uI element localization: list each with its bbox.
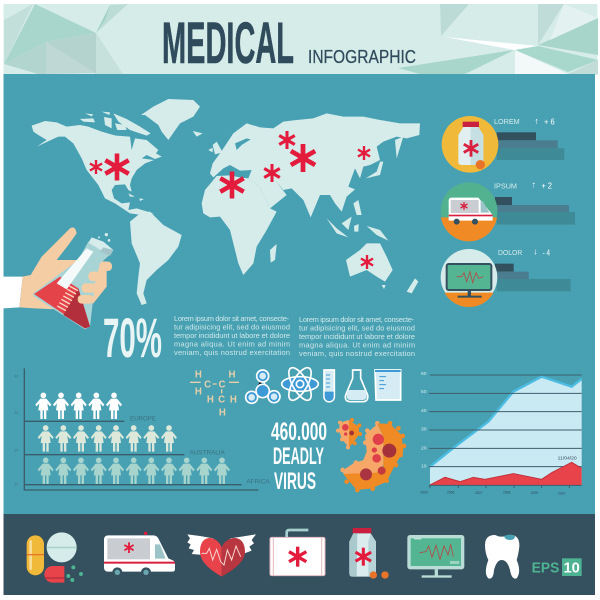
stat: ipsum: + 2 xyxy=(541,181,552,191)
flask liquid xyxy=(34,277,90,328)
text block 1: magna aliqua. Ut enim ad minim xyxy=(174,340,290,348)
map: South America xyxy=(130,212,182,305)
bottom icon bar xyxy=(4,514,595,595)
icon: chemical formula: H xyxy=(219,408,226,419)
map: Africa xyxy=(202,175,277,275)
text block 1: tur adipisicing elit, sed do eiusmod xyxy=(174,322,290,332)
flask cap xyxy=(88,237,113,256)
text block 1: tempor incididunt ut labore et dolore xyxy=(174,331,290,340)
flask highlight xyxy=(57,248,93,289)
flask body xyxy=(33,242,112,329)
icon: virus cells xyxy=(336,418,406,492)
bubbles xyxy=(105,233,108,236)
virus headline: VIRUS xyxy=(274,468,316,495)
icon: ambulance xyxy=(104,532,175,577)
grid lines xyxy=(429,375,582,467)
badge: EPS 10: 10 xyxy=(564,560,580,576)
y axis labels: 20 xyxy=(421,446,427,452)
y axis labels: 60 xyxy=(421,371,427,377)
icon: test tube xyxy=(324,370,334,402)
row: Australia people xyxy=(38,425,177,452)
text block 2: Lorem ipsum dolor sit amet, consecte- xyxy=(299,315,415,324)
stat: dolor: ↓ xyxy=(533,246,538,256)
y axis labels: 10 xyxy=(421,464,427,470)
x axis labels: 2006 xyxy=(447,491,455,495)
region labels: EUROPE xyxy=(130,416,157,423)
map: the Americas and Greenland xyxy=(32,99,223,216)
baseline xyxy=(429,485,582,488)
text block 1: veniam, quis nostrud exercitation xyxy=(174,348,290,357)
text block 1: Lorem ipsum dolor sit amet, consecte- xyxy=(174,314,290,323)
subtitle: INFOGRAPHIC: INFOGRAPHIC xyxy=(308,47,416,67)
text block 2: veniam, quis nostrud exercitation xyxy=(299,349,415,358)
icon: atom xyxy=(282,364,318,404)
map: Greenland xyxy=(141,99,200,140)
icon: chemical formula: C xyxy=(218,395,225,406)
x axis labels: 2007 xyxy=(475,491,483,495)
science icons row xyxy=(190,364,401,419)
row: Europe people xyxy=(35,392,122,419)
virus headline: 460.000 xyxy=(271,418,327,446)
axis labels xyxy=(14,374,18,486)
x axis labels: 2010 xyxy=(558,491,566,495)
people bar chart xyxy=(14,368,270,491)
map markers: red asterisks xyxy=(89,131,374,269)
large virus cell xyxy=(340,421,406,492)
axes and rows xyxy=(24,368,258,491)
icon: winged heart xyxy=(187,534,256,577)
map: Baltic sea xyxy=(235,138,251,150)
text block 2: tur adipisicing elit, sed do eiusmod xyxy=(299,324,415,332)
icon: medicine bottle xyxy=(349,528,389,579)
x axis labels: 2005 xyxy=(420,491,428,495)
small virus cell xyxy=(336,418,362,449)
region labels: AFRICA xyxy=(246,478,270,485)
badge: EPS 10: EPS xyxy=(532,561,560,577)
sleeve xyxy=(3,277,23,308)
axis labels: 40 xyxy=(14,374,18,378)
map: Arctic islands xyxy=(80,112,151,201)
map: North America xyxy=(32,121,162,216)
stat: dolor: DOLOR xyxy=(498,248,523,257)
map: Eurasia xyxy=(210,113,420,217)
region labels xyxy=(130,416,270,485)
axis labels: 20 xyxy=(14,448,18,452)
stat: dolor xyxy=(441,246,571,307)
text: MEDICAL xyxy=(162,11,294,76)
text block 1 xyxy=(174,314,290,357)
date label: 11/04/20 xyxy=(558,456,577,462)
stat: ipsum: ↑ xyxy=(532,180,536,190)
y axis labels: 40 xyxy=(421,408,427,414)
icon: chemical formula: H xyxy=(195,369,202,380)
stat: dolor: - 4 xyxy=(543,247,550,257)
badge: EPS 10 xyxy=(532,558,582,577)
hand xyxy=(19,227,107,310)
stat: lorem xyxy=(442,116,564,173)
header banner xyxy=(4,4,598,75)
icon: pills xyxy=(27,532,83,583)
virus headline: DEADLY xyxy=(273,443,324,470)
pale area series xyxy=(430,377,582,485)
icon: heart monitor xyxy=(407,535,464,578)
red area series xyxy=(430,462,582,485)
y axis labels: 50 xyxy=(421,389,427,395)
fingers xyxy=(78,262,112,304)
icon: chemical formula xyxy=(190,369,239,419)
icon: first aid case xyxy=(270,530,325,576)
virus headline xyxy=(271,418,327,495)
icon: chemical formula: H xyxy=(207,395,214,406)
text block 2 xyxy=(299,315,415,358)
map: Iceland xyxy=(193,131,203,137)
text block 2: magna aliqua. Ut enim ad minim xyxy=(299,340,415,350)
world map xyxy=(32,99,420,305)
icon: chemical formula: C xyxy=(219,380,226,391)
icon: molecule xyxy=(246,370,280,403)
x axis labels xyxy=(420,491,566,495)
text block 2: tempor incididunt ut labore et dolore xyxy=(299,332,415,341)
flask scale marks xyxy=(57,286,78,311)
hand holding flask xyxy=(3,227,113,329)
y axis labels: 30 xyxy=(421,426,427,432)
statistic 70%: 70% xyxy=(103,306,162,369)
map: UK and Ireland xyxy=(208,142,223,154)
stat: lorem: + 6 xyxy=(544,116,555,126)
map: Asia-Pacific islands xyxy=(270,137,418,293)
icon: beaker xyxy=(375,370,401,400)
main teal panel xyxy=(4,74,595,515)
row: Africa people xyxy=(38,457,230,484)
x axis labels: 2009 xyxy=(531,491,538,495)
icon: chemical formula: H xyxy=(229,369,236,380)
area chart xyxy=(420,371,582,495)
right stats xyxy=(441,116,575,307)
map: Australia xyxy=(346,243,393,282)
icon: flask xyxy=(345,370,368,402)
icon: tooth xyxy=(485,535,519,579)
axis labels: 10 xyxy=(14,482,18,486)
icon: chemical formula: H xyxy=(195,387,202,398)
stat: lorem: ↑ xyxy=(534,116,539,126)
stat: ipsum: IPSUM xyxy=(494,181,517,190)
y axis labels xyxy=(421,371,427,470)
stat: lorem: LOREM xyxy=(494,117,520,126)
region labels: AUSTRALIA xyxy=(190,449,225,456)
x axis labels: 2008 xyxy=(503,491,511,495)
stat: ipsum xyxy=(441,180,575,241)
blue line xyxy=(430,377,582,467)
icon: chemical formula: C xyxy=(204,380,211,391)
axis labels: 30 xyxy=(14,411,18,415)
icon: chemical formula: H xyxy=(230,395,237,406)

======

• _ASSIGNMENT_: Wherever the word "minim" turns up in the records, copy out the line it is on.

• _SOLUTION TO THIS TASK_:
text block 1: magna aliqua. Ut enim ad minim xyxy=(174,340,290,348)
text block 2: magna aliqua. Ut enim ad minim xyxy=(299,340,415,350)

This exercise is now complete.